#### Task statement
Each line below should be reproduced without any alteration.

#### Source records
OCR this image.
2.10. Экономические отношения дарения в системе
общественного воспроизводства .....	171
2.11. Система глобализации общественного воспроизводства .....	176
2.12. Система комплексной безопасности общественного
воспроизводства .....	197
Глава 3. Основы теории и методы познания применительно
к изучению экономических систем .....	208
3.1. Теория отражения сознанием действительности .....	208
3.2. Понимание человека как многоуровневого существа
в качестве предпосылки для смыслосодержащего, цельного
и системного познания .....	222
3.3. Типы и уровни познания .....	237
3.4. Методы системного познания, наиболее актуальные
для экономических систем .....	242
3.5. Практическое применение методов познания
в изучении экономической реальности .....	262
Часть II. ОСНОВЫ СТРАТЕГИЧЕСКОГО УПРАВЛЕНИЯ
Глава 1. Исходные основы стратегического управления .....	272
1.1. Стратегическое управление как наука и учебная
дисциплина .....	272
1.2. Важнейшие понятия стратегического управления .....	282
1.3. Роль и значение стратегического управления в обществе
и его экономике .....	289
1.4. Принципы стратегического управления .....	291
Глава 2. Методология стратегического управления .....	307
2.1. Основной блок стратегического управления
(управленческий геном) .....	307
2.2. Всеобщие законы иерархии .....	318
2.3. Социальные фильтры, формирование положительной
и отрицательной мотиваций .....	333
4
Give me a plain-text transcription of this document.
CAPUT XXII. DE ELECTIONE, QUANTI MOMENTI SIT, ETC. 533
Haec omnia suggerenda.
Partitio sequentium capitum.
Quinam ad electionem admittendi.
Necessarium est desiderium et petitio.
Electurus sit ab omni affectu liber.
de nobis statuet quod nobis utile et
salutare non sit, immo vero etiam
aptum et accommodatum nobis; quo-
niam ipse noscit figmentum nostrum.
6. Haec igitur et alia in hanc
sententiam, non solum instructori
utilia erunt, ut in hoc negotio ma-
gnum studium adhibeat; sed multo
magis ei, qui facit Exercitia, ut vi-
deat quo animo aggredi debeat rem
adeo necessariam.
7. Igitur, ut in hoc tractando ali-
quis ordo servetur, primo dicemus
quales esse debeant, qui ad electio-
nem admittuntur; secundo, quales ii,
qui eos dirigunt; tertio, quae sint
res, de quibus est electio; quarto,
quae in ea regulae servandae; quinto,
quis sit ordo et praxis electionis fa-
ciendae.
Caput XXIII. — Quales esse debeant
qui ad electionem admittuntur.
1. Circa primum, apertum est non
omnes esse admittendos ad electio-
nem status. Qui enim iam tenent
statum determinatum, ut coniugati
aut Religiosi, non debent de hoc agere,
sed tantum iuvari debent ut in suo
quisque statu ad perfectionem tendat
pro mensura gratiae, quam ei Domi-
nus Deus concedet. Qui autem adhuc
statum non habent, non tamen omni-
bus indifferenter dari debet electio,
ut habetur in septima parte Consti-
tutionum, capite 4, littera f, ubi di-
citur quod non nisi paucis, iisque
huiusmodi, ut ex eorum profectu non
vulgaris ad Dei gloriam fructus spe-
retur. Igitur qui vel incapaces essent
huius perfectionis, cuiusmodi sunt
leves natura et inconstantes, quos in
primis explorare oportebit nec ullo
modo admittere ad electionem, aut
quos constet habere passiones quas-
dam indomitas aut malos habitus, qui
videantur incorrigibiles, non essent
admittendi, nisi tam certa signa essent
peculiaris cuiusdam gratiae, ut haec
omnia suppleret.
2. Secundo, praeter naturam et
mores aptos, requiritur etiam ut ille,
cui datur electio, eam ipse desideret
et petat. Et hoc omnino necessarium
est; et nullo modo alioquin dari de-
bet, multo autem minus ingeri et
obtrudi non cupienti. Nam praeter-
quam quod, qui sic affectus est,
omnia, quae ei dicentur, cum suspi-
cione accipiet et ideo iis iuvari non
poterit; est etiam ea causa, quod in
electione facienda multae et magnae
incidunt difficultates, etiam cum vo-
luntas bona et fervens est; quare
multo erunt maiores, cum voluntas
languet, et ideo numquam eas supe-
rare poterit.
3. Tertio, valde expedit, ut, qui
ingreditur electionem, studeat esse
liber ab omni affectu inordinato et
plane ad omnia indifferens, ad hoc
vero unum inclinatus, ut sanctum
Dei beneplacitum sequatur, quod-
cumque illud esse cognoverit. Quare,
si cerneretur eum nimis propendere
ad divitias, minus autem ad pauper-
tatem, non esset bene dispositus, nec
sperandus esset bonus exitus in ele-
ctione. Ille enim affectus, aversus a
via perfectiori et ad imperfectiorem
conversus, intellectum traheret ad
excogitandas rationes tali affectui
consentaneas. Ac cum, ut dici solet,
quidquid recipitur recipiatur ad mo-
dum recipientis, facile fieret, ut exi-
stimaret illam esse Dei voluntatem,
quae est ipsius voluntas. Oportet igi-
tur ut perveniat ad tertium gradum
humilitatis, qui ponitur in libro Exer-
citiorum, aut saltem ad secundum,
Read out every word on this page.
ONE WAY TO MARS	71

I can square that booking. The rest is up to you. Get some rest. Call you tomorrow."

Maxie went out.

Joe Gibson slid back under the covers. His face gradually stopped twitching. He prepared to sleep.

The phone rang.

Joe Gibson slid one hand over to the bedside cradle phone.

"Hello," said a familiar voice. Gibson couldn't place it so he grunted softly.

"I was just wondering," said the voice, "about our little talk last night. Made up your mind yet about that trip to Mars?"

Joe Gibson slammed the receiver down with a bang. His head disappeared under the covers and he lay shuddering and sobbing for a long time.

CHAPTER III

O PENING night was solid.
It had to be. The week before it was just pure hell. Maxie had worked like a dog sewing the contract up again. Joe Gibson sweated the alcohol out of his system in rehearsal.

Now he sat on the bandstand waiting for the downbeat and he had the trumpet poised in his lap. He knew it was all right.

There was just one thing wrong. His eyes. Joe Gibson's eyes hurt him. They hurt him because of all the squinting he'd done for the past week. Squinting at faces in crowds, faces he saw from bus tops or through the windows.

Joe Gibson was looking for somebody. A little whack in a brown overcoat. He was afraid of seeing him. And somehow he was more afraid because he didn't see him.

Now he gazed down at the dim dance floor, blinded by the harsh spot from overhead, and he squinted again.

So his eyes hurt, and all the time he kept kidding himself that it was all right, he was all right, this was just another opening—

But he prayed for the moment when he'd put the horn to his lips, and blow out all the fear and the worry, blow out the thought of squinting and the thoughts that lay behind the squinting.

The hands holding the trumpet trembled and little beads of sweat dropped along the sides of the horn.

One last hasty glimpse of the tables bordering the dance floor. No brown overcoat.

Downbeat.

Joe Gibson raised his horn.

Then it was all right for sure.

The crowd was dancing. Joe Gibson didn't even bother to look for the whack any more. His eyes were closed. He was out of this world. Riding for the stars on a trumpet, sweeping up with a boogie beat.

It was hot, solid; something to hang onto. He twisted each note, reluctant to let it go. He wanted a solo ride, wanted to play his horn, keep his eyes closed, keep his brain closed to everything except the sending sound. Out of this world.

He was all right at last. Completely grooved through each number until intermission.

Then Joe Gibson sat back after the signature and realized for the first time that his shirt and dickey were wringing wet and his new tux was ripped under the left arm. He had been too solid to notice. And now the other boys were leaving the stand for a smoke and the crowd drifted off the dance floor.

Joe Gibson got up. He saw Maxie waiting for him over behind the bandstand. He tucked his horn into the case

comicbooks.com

#### The result
OCR this image.
2.10. Экономические отношения дарения в системе
общественного воспроизводства .....	171
2.11. Система глобализации общественного воспроизводства .....	176
2.12. Система комплексной безопасности общественного
воспроизводства .....	197
Глава 3. Основы теории и методы познания применительно
к изучению экономических систем .....	208
3.1. Теория отражения сознанием действительности .....	208
3.2. Понимание человека как многоуровневого существа
в качестве предпосылки для смыслосодержащего, цельного
и системного познания .....	222
3.3. Типы и уровни познания .....	237
3.4. Методы системного познания, наиболее актуальные
для экономических систем .....	242
3.5. Практическое применение методов познания
в изучении экономической реальности .....	262
Часть II. ОСНОВЫ СТРАТЕГИЧЕСКОГО УПРАВЛЕНИЯ
Глава 1. Исходные основы стратегического управления .....	272
1.1. Стратегическое управление как наука и учебная
дисциплина .....	272
1.2. Важнейшие понятия стратегического управления .....	282
1.3. Роль и значение стратегического управления в обществе
и его экономике .....	289
1.4. Принципы стратегического управления .....	291
Глава 2. Методология стратегического управления .....	307
2.1. Основной блок стратегического управления
(управленческий геном) .....	307
2.2. Всеобщие законы иерархии .....	318
2.3. Социальные фильтры, формирование положительной
и отрицательной мотиваций .....	333
4
Give me a plain-text transcription of this document.
CAPUT XXII. DE ELECTIONE, QUANTI MOMENTI SIT, ETC. 533
Haec omnia suggerenda.
Partitio sequentium capitum.
Quinam ad electionem admittendi.
Necessarium est desiderium et petitio.
Electurus sit ab omni affectu liber.
de nobis statuet quod nobis utile et
salutare non sit, immo vero etiam
aptum et accommodatum nobis; quo-
niam ipse noscit figmentum nostrum.
6. Haec igitur et alia in hanc
sententiam, non solum instructori
utilia erunt, ut in hoc negotio ma-
gnum studium adhibeat; sed multo
magis ei, qui facit Exercitia, ut vi-
deat quo animo aggredi debeat rem
adeo necessariam.
7. Igitur, ut in hoc tractando ali-
quis ordo servetur, primo dicemus
quales esse debeant, qui ad electio-
nem admittuntur; secundo, quales ii,
qui eos dirigunt; tertio, quae sint
res, de quibus est electio; quarto,
quae in ea regulae servandae; quinto,
quis sit ordo et praxis electionis fa-
ciendae.
Caput XXIII. — Quales esse debeant
qui ad electionem admittuntur.
1. Circa primum, apertum est non
omnes esse admittendos ad electio-
nem status. Qui enim iam tenent
statum determinatum, ut coniugati
aut Religiosi, non debent de hoc agere,
sed tantum iuvari debent ut in suo
quisque statu ad perfectionem tendat
pro mensura gratiae, quam ei Domi-
nus Deus concedet. Qui autem adhuc
statum non habent, non tamen omni-
bus indifferenter dari debet electio,
ut habetur in septima parte Consti-
tutionum, capite 4, littera f, ubi di-
citur quod non nisi paucis, iisque
huiusmodi, ut ex eorum profectu non
vulgaris ad Dei gloriam fructus spe-
retur. Igitur qui vel incapaces essent
huius perfectionis, cuiusmodi sunt
leves natura et inconstantes, quos in
primis explorare oportebit nec ullo
modo admittere ad electionem, aut
quos constet habere passiones quas-
dam indomitas aut malos habitus, qui
videantur incorrigibiles, non essent
admittendi, nisi tam certa signa essent
peculiaris cuiusdam gratiae, ut haec
omnia suppleret.
2. Secundo, praeter naturam et
mores aptos, requiritur etiam ut ille,
cui datur electio, eam ipse desideret
et petat. Et hoc omnino necessarium
est; et nullo modo alioquin dari de-
bet, multo autem minus ingeri et
obtrudi non cupienti. Nam praeter-
quam quod, qui sic affectus est,
omnia, quae ei dicentur, cum suspi-
cione accipiet et ideo iis iuvari non
poterit; est etiam ea causa, quod in
electione facienda multae et magnae
incidunt difficultates, etiam cum vo-
luntas bona et fervens est; quare
multo erunt maiores, cum voluntas
languet, et ideo numquam eas supe-
rare poterit.
3. Tertio, valde expedit, ut, qui
ingreditur electionem, studeat esse
liber ab omni affectu inordinato et
plane ad omnia indifferens, ad hoc
vero unum inclinatus, ut sanctum
Dei beneplacitum sequatur, quod-
cumque illud esse cognoverit. Quare,
si cerneretur eum nimis propendere
ad divitias, minus autem ad pauper-
tatem, non esset bene dispositus, nec
sperandus esset bonus exitus in ele-
ctione. Ille enim affectus, aversus a
via perfectiori et ad imperfectiorem
conversus, intellectum traheret ad
excogitandas rationes tali affectui
consentaneas. Ac cum, ut dici solet,
quidquid recipitur recipiatur ad mo-
dum recipientis, facile fieret, ut exi-
stimaret illam esse Dei voluntatem,
quae est ipsius voluntas. Oportet igi-
tur ut perveniat ad tertium gradum
humilitatis, qui ponitur in libro Exer-
citiorum, aut saltem ad secundum,
Read out every word on this page.
ONE WAY TO MARS	71

I can square that booking. The rest is up to you. Get some rest. Call you tomorrow."

Maxie went out.

Joe Gibson slid back under the covers. His face gradually stopped twitching. He prepared to sleep.

The phone rang.

Joe Gibson slid one hand over to the bedside cradle phone.

"Hello," said a familiar voice. Gibson couldn't place it so he grunted softly.

"I was just wondering," said the voice, "about our little talk last night. Made up your mind yet about that trip to Mars?"

Joe Gibson slammed the receiver down with a bang. His head disappeared under the covers and he lay shuddering and sobbing for a long time.

CHAPTER III

O PENING night was solid.
It had to be. The week before it was just pure hell. Maxie had worked like a dog sewing the contract up again. Joe Gibson sweated the alcohol out of his system in rehearsal.

Now he sat on the bandstand waiting for the downbeat and he had the trumpet poised in his lap. He knew it was all right.

There was just one thing wrong. His eyes. Joe Gibson's eyes hurt him. They hurt him because of all the squinting he'd done for the past week. Squinting at faces in crowds, faces he saw from bus tops or through the windows.

Joe Gibson was looking for somebody. A little whack in a brown overcoat. He was afraid of seeing him. And somehow he was more afraid because he didn't see him.

Now he gazed down at the dim dance floor, blinded by the harsh spot from overhead, and he squinted again.

So his eyes hurt, and all the time he kept kidding himself that it was all right, he was all right, this was just another opening—

But he prayed for the moment when he'd put the horn to his lips, and blow out all the fear and the worry, blow out the thought of squinting and the thoughts that lay behind the squinting.

The hands holding the trumpet trembled and little beads of sweat dropped along the sides of the horn.

One last hasty glimpse of the tables bordering the dance floor. No brown overcoat.

Downbeat.

Joe Gibson raised his horn.

Then it was all right for sure.

The crowd was dancing. Joe Gibson didn't even bother to look for the whack any more. His eyes were closed. He was out of this world. Riding for the stars on a trumpet, sweeping up with a boogie beat.

It was hot, solid; something to hang onto. He twisted each note, reluctant to let it go. He wanted a solo ride, wanted to play his horn, keep his eyes closed, keep his brain closed to everything except the sending sound. Out of this world.

He was all right at last. Completely grooved through each number until intermission.

Then Joe Gibson sat back after the signature and realized for the first time that his shirt and dickey were wringing wet and his new tux was ripped under the left arm. He had been too solid to notice. And now the other boys were leaving the stand for a smoke and the crowd drifted off the dance floor.

Joe Gibson got up. He saw Maxie waiting for him over behind the bandstand. He tucked his horn into the case

comicbooks.com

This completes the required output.